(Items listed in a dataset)
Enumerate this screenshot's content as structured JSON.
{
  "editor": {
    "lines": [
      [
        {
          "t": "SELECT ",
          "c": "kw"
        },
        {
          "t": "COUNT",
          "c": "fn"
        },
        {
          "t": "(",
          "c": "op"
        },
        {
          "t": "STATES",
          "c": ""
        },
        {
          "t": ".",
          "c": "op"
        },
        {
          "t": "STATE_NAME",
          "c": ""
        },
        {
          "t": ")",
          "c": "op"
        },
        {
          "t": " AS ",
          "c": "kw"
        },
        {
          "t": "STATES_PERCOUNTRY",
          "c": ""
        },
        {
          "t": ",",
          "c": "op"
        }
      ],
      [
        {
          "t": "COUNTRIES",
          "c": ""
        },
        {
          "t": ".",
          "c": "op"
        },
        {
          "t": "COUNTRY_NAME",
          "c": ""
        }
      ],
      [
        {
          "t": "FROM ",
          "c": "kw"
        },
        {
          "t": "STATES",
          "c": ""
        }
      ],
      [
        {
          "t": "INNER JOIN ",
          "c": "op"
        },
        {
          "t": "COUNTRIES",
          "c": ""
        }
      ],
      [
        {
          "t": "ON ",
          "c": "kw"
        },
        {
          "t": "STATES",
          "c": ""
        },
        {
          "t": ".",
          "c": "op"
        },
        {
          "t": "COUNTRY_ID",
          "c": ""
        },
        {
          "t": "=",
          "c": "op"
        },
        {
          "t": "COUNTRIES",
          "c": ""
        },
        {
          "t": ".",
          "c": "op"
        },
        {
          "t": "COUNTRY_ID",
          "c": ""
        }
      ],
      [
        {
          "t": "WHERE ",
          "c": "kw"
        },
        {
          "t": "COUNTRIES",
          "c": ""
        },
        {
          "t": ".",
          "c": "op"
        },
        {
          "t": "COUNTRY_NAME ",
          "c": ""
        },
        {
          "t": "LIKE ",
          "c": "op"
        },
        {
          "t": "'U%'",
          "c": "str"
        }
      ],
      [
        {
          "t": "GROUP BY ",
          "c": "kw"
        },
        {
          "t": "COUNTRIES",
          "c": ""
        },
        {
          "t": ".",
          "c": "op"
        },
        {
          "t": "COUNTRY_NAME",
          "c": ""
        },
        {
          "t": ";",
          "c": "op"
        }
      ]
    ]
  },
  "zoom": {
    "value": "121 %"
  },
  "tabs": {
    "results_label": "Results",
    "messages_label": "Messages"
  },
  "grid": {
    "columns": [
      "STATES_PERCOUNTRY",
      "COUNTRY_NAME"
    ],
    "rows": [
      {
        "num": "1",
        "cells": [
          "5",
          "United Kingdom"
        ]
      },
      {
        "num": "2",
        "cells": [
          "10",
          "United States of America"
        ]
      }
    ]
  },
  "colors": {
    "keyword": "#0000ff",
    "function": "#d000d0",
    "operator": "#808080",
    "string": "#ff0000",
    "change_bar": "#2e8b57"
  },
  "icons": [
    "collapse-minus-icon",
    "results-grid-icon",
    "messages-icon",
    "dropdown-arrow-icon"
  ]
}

*Task to carry out*
Write out the complete set of records exactly as given.

*Complete response*
Enumerate this screenshot's content as structured JSON.
{
  "editor": {
    "lines": [
      [
        {
          "t": "SELECT ",
          "c": "kw"
        },
        {
          "t": "COUNT",
          "c": "fn"
        },
        {
          "t": "(",
          "c": "op"
        },
        {
          "t": "STATES",
          "c": ""
        },
        {
          "t": ".",
          "c": "op"
        },
        {
          "t": "STATE_NAME",
          "c": ""
        },
        {
          "t": ")",
          "c": "op"
        },
        {
          "t": " AS ",
          "c": "kw"
        },
        {
          "t": "STATES_PERCOUNTRY",
          "c": ""
        },
        {
          "t": ",",
          "c": "op"
        }
      ],
      [
        {
          "t": "COUNTRIES",
          "c": ""
        },
        {
          "t": ".",
          "c": "op"
        },
        {
          "t": "COUNTRY_NAME",
          "c": ""
        }
      ],
      [
        {
          "t": "FROM ",
          "c": "kw"
        },
        {
          "t": "STATES",
          "c": ""
        }
      ],
      [
        {
          "t": "INNER JOIN ",
          "c": "op"
        },
        {
          "t": "COUNTRIES",
          "c": ""
        }
      ],
      [
        {
          "t": "ON ",
          "c": "kw"
        },
        {
          "t": "STATES",
          "c": ""
        },
        {
          "t": ".",
          "c": "op"
        },
        {
          "t": "COUNTRY_ID",
          "c": ""
        },
        {
          "t": "=",
          "c": "op"
        },
        {
          "t": "COUNTRIES",
          "c": ""
        },
        {
          "t": ".",
          "c": "op"
        },
        {
          "t": "COUNTRY_ID",
          "c": ""
        }
      ],
      [
        {
          "t": "WHERE ",
          "c": "kw"
        },
        {
          "t": "COUNTRIES",
          "c": ""
        },
        {
          "t": ".",
          "c": "op"
        },
        {
          "t": "COUNTRY_NAME ",
          "c": ""
        },
        {
          "t": "LIKE ",
          "c": "op"
        },
        {
          "t": "'U%'",
          "c": "str"
        }
      ],
      [
        {
          "t": "GROUP BY ",
          "c": "kw"
        },
        {
          "t": "COUNTRIES",
          "c": ""
        },
        {
          "t": ".",
          "c": "op"
        },
        {
          "t": "COUNTRY_NAME",
          "c": ""
        },
        {
          "t": ";",
          "c": "op"
        }
      ]
    ]
  },
  "zoom": {
    "value": "121 %"
  },
  "tabs": {
    "results_label": "Results",
    "messages_label": "Messages"
  },
  "grid": {
    "columns": [
      "STATES_PERCOUNTRY",
      "COUNTRY_NAME"
    ],
    "rows": [
      {
        "num": "1",
        "cells": [
          "5",
          "United Kingdom"
        ]
      },
      {
        "num": "2",
        "cells": [
          "10",
          "United States of America"
        ]
      }
    ]
  },
  "colors": {
    "keyword": "#0000ff",
    "function": "#d000d0",
    "operator": "#808080",
    "string": "#ff0000",
    "change_bar": "#2e8b57"
  },
  "icons": [
    "collapse-minus-icon",
    "results-grid-icon",
    "messages-icon",
    "dropdown-arrow-icon"
  ]
}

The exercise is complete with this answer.